== Work to complete ==
Omit all pictures, then retype the data exactly as given.

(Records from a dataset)
** START **

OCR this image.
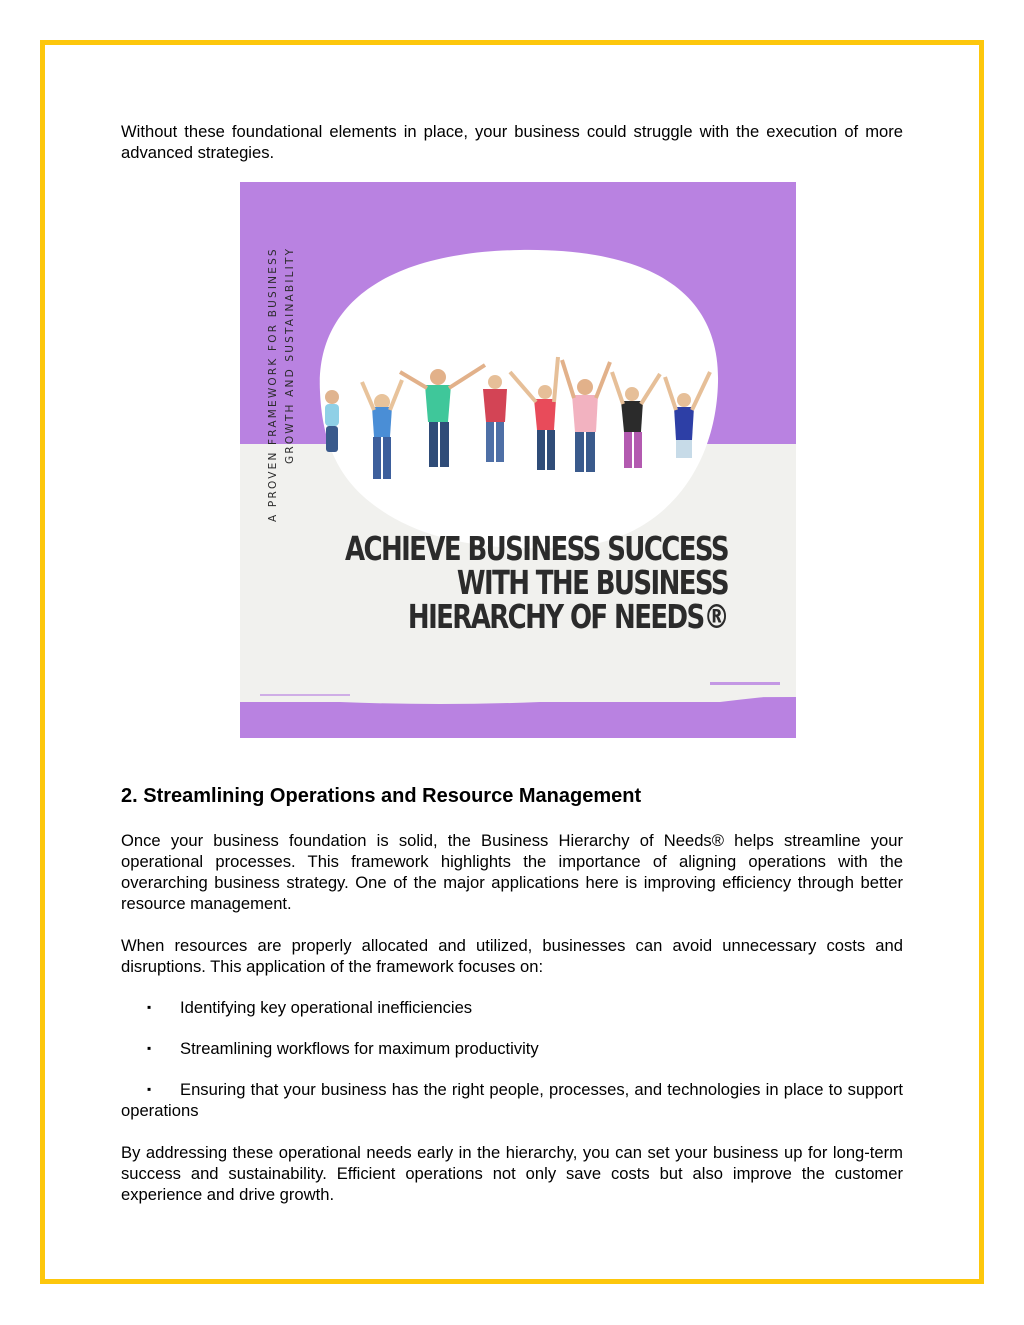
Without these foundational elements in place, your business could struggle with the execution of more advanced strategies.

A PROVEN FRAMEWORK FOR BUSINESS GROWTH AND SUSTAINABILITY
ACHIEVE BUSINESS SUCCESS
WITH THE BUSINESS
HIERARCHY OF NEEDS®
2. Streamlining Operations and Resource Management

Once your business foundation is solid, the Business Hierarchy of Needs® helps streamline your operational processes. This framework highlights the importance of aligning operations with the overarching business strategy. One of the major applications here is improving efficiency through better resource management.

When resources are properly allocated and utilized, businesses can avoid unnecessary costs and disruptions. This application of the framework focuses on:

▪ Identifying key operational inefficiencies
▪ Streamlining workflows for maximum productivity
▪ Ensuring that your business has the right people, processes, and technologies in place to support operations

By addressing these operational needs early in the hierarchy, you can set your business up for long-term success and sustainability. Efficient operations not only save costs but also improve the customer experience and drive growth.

** END **

== Result for this exercise ==
OCR this image.
Without these foundational elements in place, your business could struggle with the execution of more advanced strategies.

A PROVEN FRAMEWORK FOR BUSINESS GROWTH AND SUSTAINABILITY
ACHIEVE BUSINESS SUCCESS
WITH THE BUSINESS
HIERARCHY OF NEEDS®
2. Streamlining Operations and Resource Management

Once your business foundation is solid, the Business Hierarchy of Needs® helps streamline your operational processes. This framework highlights the importance of aligning operations with the overarching business strategy. One of the major applications here is improving efficiency through better resource management.

When resources are properly allocated and utilized, businesses can avoid unnecessary costs and disruptions. This application of the framework focuses on:

▪ Identifying key operational inefficiencies
▪ Streamlining workflows for maximum productivity
▪ Ensuring that your business has the right people, processes, and technologies in place to support operations

By addressing these operational needs early in the hierarchy, you can set your business up for long-term success and sustainability. Efficient operations not only save costs but also improve the customer experience and drive growth.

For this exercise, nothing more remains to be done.